STATED GOAL -
Leave out the pictures and transcribe everything else exactly.
— start ENTRIES —
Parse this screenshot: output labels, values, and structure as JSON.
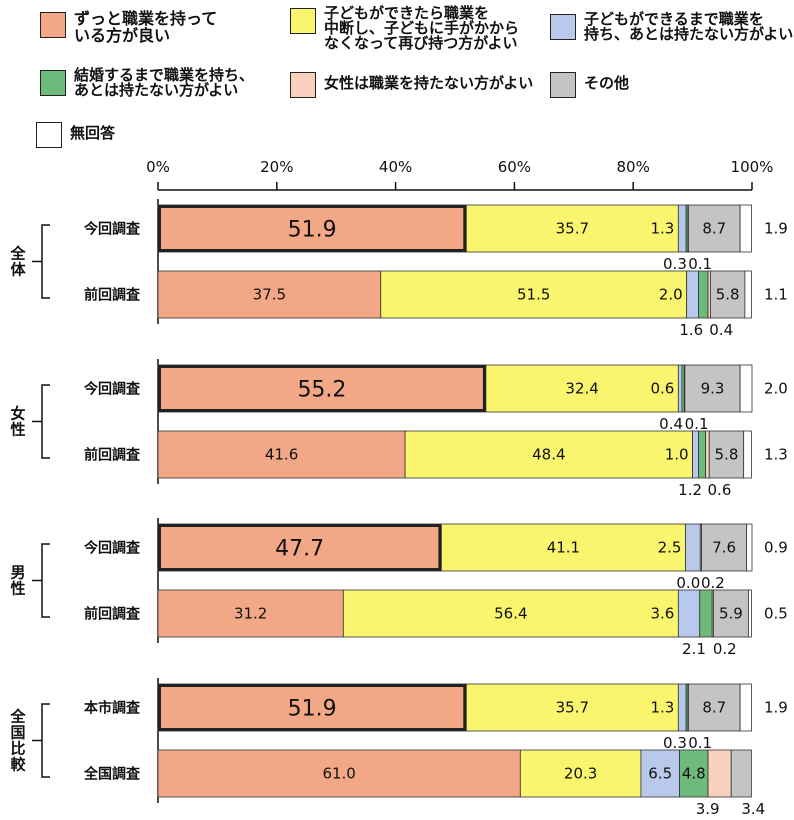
{
  "legend": [
    {
      "key": "s1",
      "label": "ずっと職業を持って\nいる方が良い",
      "color": "#F2A886"
    },
    {
      "key": "s2",
      "label": "子どもができたら職業を\n中断し、子どもに手がかから\nなくなって再び持つ方がよい",
      "color": "#FAF56E"
    },
    {
      "key": "s3",
      "label": "子どもができるまで職業を\n持ち、あとは持たない方がよい",
      "color": "#B8C9EC"
    },
    {
      "key": "s4",
      "label": "結婚するまで職業を持ち、\nあとは持たない方がよい",
      "color": "#6DBA7A"
    },
    {
      "key": "s5",
      "label": "女性は職業を持たない方がよい",
      "color": "#F9D2BE"
    },
    {
      "key": "s6",
      "label": "その他",
      "color": "#C4C4C4"
    },
    {
      "key": "s7",
      "label": "無回答",
      "color": "#FFFFFF"
    }
  ],
  "chart_data": {
    "type": "bar",
    "orientation": "horizontal",
    "stacked": true,
    "percent_scale": true,
    "xlim": [
      0,
      100
    ],
    "x_ticks": [
      "0%",
      "20%",
      "40%",
      "60%",
      "80%",
      "100%"
    ],
    "groups": [
      {
        "label": "全体",
        "rows": [
          {
            "label": "今回調査",
            "highlight": true,
            "values": [
              51.9,
              35.7,
              1.3,
              0.3,
              0.1,
              8.7,
              1.9
            ]
          },
          {
            "label": "前回調査",
            "highlight": false,
            "values": [
              37.5,
              51.5,
              2.0,
              1.6,
              0.4,
              5.8,
              1.1
            ]
          }
        ]
      },
      {
        "label": "女性",
        "rows": [
          {
            "label": "今回調査",
            "highlight": true,
            "values": [
              55.2,
              32.4,
              0.6,
              0.4,
              0.1,
              9.3,
              2.0
            ]
          },
          {
            "label": "前回調査",
            "highlight": false,
            "values": [
              41.6,
              48.4,
              1.0,
              1.2,
              0.6,
              5.8,
              1.3
            ]
          }
        ]
      },
      {
        "label": "男性",
        "rows": [
          {
            "label": "今回調査",
            "highlight": true,
            "values": [
              47.7,
              41.1,
              2.5,
              0.0,
              0.2,
              7.6,
              0.9
            ]
          },
          {
            "label": "前回調査",
            "highlight": false,
            "values": [
              31.2,
              56.4,
              3.6,
              2.1,
              0.2,
              5.9,
              0.5
            ]
          }
        ]
      },
      {
        "label": "全国比較",
        "rows": [
          {
            "label": "本市調査",
            "highlight": true,
            "values": [
              51.9,
              35.7,
              1.3,
              0.3,
              0.1,
              8.7,
              1.9
            ]
          },
          {
            "label": "全国調査",
            "highlight": false,
            "values": [
              61.0,
              20.3,
              6.5,
              4.8,
              3.9,
              3.4,
              null
            ]
          }
        ]
      }
    ]
  }
}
— end ENTRIES —
EXERCISE SOLUTION -
Parse this screenshot: output labels, values, and structure as JSON.
{
  "legend": [
    {
      "key": "s1",
      "label": "ずっと職業を持って\nいる方が良い",
      "color": "#F2A886"
    },
    {
      "key": "s2",
      "label": "子どもができたら職業を\n中断し、子どもに手がかから\nなくなって再び持つ方がよい",
      "color": "#FAF56E"
    },
    {
      "key": "s3",
      "label": "子どもができるまで職業を\n持ち、あとは持たない方がよい",
      "color": "#B8C9EC"
    },
    {
      "key": "s4",
      "label": "結婚するまで職業を持ち、\nあとは持たない方がよい",
      "color": "#6DBA7A"
    },
    {
      "key": "s5",
      "label": "女性は職業を持たない方がよい",
      "color": "#F9D2BE"
    },
    {
      "key": "s6",
      "label": "その他",
      "color": "#C4C4C4"
    },
    {
      "key": "s7",
      "label": "無回答",
      "color": "#FFFFFF"
    }
  ],
  "chart_data": {
    "type": "bar",
    "orientation": "horizontal",
    "stacked": true,
    "percent_scale": true,
    "xlim": [
      0,
      100
    ],
    "x_ticks": [
      "0%",
      "20%",
      "40%",
      "60%",
      "80%",
      "100%"
    ],
    "groups": [
      {
        "label": "全体",
        "rows": [
          {
            "label": "今回調査",
            "highlight": true,
            "values": [
              51.9,
              35.7,
              1.3,
              0.3,
              0.1,
              8.7,
              1.9
            ]
          },
          {
            "label": "前回調査",
            "highlight": false,
            "values": [
              37.5,
              51.5,
              2.0,
              1.6,
              0.4,
              5.8,
              1.1
            ]
          }
        ]
      },
      {
        "label": "女性",
        "rows": [
          {
            "label": "今回調査",
            "highlight": true,
            "values": [
              55.2,
              32.4,
              0.6,
              0.4,
              0.1,
              9.3,
              2.0
            ]
          },
          {
            "label": "前回調査",
            "highlight": false,
            "values": [
              41.6,
              48.4,
              1.0,
              1.2,
              0.6,
              5.8,
              1.3
            ]
          }
        ]
      },
      {
        "label": "男性",
        "rows": [
          {
            "label": "今回調査",
            "highlight": true,
            "values": [
              47.7,
              41.1,
              2.5,
              0.0,
              0.2,
              7.6,
              0.9
            ]
          },
          {
            "label": "前回調査",
            "highlight": false,
            "values": [
              31.2,
              56.4,
              3.6,
              2.1,
              0.2,
              5.9,
              0.5
            ]
          }
        ]
      },
      {
        "label": "全国比較",
        "rows": [
          {
            "label": "本市調査",
            "highlight": true,
            "values": [
              51.9,
              35.7,
              1.3,
              0.3,
              0.1,
              8.7,
              1.9
            ]
          },
          {
            "label": "全国調査",
            "highlight": false,
            "values": [
              61.0,
              20.3,
              6.5,
              4.8,
              3.9,
              3.4,
              null
            ]
          }
        ]
      }
    ]
  }
}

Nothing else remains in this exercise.